Exercise inputs |
*****

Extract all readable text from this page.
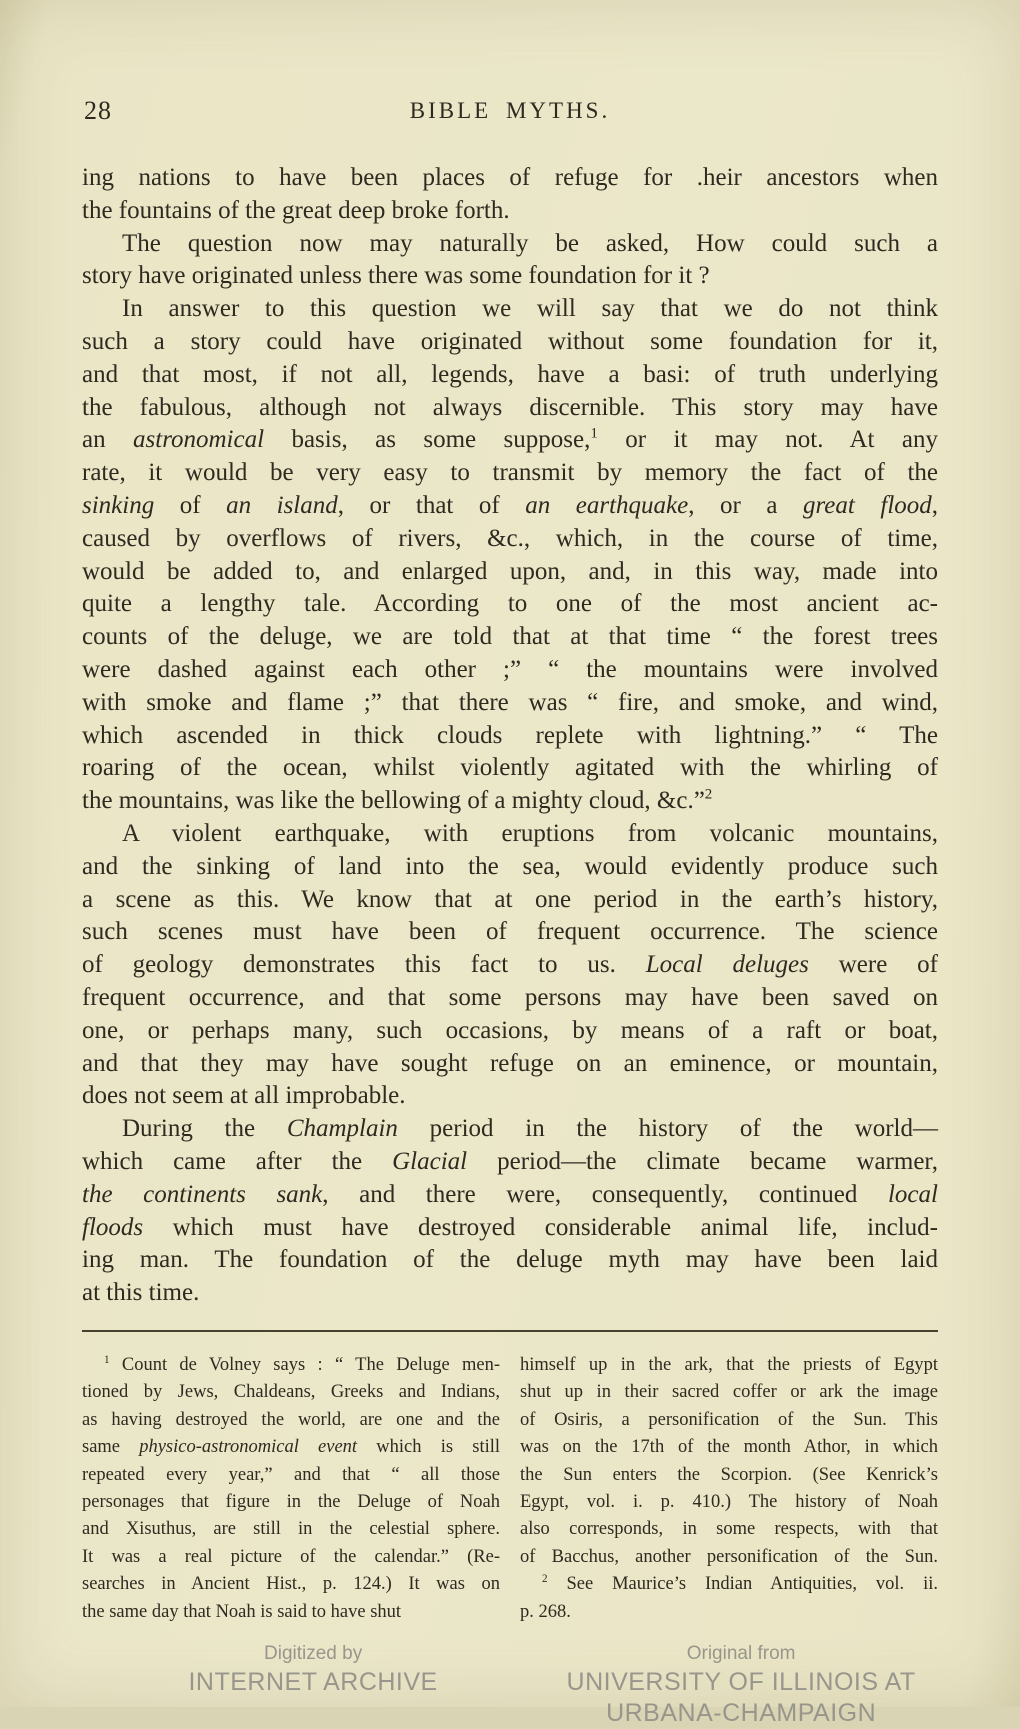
28	BIBLE MYTHS.
ing nations to have been places of refuge for .heir ancestors when
the fountains of the great deep broke forth.
The question now may naturally be asked, How could such a
story have originated unless there was some foundation for it ?
In answer to this question we will say that we do not think
such a story could have originated without some foundation for it,
and that most, if not all, legends, have a basi: of truth underlying
the fabulous, although not always discernible. This story may have
an astronomical basis, as some suppose,$^1$ or it may not. At any
rate, it would be very easy to transmit by memory the fact of the
sinking of an island, or that of an earthquake, or a great flood,
caused by overflows of rivers, &c., which, in the course of time,
would be added to, and enlarged upon, and, in this way, made into
quite a lengthy tale. According to one of the most ancient ac-
counts of the deluge, we are told that at that time “ the forest trees
were dashed against each other ;” “ the mountains were involved
with smoke and flame ;” that there was “ fire, and smoke, and wind,
which ascended in thick clouds replete with lightning.” “ The
roaring of the ocean, whilst violently agitated with the whirling of
the mountains, was like the bellowing of a mighty cloud, &c.”$^2$
A violent earthquake, with eruptions from volcanic mountains,
and the sinking of land into the sea, would evidently produce such
a scene as this. We know that at one period in the earth’s history,
such scenes must have been of frequent occurrence. The science
of geology demonstrates this fact to us. Local deluges were of
frequent occurrence, and that some persons may have been saved on
one, or perhaps many, such occasions, by means of a raft or boat,
and that they may have sought refuge on an eminence, or mountain,
does not seem at all improbable.
During the Champlain period in the history of the world—
which came after the Glacial period—the climate became warmer,
the continents sank, and there were, consequently, continued local
floods which must have destroyed considerable animal life, includ-
ing man. The foundation of the deluge myth may have been laid
at this time.
$^1$ Count de Volney says : “ The Deluge men-
tioned by Jews, Chaldeans, Greeks and Indians,
as having destroyed the world, are one and the
same physico-astronomical event which is still
repeated every year,” and that “ all those
personages that figure in the Deluge of Noah
and Xisuthus, are still in the celestial sphere.
It was a real picture of the calendar.” (Re-
searches in Ancient Hist., p. 124.) It was on
the same day that Noah is said to have shut
himself up in the ark, that the priests of Egypt
shut up in their sacred coffer or ark the image
of Osiris, a personification of the Sun. This
was on the 17th of the month Athor, in which
the Sun enters the Scorpion. (See Kenrick’s
Egypt, vol. i. p. 410.) The history of Noah
also corresponds, in some respects, with that
of Bacchus, another personification of the Sun.
$^2$ See Maurice’s Indian Antiquities, vol. ii.
p. 268.
Digitized by
INTERNET ARCHIVE
Original from
UNIVERSITY OF ILLINOIS AT
URBANA-CHAMPAIGN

*****

What the task asks | Copy out all the data without changing anything, and drop the pictures.

Exercise output |
Extract all readable text from this page.
28	BIBLE MYTHS.
ing nations to have been places of refuge for .heir ancestors when
the fountains of the great deep broke forth.
The question now may naturally be asked, How could such a
story have originated unless there was some foundation for it ?
In answer to this question we will say that we do not think
such a story could have originated without some foundation for it,
and that most, if not all, legends, have a basi: of truth underlying
the fabulous, although not always discernible. This story may have
an astronomical basis, as some suppose,$^1$ or it may not. At any
rate, it would be very easy to transmit by memory the fact of the
sinking of an island, or that of an earthquake, or a great flood,
caused by overflows of rivers, &c., which, in the course of time,
would be added to, and enlarged upon, and, in this way, made into
quite a lengthy tale. According to one of the most ancient ac-
counts of the deluge, we are told that at that time “ the forest trees
were dashed against each other ;” “ the mountains were involved
with smoke and flame ;” that there was “ fire, and smoke, and wind,
which ascended in thick clouds replete with lightning.” “ The
roaring of the ocean, whilst violently agitated with the whirling of
the mountains, was like the bellowing of a mighty cloud, &c.”$^2$
A violent earthquake, with eruptions from volcanic mountains,
and the sinking of land into the sea, would evidently produce such
a scene as this. We know that at one period in the earth’s history,
such scenes must have been of frequent occurrence. The science
of geology demonstrates this fact to us. Local deluges were of
frequent occurrence, and that some persons may have been saved on
one, or perhaps many, such occasions, by means of a raft or boat,
and that they may have sought refuge on an eminence, or mountain,
does not seem at all improbable.
During the Champlain period in the history of the world—
which came after the Glacial period—the climate became warmer,
the continents sank, and there were, consequently, continued local
floods which must have destroyed considerable animal life, includ-
ing man. The foundation of the deluge myth may have been laid
at this time.
$^1$ Count de Volney says : “ The Deluge men-
tioned by Jews, Chaldeans, Greeks and Indians,
as having destroyed the world, are one and the
same physico-astronomical event which is still
repeated every year,” and that “ all those
personages that figure in the Deluge of Noah
and Xisuthus, are still in the celestial sphere.
It was a real picture of the calendar.” (Re-
searches in Ancient Hist., p. 124.) It was on
the same day that Noah is said to have shut
himself up in the ark, that the priests of Egypt
shut up in their sacred coffer or ark the image
of Osiris, a personification of the Sun. This
was on the 17th of the month Athor, in which
the Sun enters the Scorpion. (See Kenrick’s
Egypt, vol. i. p. 410.) The history of Noah
also corresponds, in some respects, with that
of Bacchus, another personification of the Sun.
$^2$ See Maurice’s Indian Antiquities, vol. ii.
p. 268.
Digitized by
INTERNET ARCHIVE
Original from
UNIVERSITY OF ILLINOIS AT
URBANA-CHAMPAIGN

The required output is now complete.